## [THE REQUEST]
Copy out the lines that have "Bistrica" in them.
---*---
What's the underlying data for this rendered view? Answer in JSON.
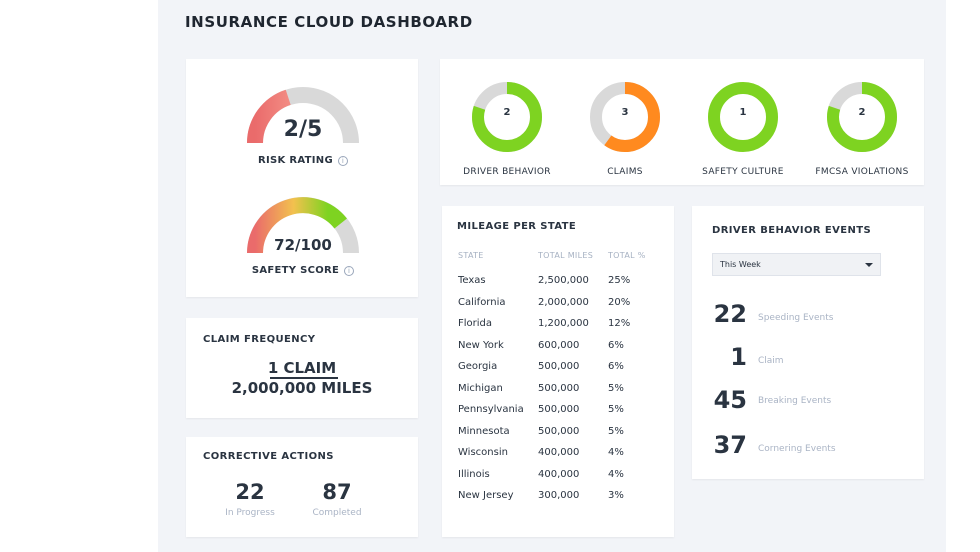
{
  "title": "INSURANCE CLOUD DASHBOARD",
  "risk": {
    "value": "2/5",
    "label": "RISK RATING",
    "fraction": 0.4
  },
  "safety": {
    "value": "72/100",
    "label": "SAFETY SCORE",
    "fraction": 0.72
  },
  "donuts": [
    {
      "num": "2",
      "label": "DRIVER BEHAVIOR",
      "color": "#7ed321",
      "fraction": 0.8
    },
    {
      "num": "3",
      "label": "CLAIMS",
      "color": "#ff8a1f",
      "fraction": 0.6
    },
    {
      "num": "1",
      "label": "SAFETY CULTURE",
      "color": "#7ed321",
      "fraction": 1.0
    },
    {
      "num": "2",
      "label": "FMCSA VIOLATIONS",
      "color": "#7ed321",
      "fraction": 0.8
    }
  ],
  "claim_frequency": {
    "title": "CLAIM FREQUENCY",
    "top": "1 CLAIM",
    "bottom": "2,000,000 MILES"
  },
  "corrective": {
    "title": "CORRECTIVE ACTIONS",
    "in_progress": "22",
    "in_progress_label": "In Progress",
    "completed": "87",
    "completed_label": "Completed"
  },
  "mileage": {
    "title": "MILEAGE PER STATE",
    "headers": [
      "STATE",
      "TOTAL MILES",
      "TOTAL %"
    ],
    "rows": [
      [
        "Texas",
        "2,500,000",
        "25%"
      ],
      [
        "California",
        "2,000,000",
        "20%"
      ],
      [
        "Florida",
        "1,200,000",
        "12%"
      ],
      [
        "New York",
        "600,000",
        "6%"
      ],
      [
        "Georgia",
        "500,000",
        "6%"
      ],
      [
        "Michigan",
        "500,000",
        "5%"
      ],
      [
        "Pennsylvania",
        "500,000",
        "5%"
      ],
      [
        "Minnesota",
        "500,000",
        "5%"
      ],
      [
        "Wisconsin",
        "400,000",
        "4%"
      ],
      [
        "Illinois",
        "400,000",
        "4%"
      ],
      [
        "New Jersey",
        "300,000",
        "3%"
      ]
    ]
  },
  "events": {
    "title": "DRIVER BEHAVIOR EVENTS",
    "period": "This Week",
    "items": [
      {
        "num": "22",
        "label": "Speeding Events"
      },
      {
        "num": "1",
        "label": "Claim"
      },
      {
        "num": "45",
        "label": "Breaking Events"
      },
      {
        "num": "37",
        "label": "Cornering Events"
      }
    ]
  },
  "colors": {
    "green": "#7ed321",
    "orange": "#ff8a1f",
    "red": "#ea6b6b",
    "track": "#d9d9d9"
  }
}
---*---
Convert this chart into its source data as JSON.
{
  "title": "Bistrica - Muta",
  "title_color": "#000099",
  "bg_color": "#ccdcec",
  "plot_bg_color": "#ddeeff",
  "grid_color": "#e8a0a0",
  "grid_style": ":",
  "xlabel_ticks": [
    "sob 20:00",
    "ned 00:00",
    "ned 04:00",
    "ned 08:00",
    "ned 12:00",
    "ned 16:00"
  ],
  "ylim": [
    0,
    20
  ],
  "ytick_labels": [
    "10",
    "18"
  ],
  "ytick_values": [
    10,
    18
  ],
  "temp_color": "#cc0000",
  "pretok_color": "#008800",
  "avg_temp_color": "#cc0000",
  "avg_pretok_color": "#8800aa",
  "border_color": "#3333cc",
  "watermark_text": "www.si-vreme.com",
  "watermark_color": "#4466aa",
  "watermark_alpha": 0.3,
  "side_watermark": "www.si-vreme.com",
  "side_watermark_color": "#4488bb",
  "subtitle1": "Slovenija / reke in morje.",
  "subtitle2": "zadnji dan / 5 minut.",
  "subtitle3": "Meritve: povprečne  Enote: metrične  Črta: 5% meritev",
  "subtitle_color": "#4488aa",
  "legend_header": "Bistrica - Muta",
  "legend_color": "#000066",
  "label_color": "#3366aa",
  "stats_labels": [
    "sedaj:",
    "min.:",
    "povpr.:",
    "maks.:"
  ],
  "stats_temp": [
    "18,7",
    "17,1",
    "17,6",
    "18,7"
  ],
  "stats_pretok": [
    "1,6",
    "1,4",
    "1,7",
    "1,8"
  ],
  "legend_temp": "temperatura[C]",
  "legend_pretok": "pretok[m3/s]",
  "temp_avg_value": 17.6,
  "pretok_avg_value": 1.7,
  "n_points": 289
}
---*---
## [RESPONSE TO THIS TASK]
  "title": "Bistrica - Muta",
  "legend_header": "Bistrica - Muta",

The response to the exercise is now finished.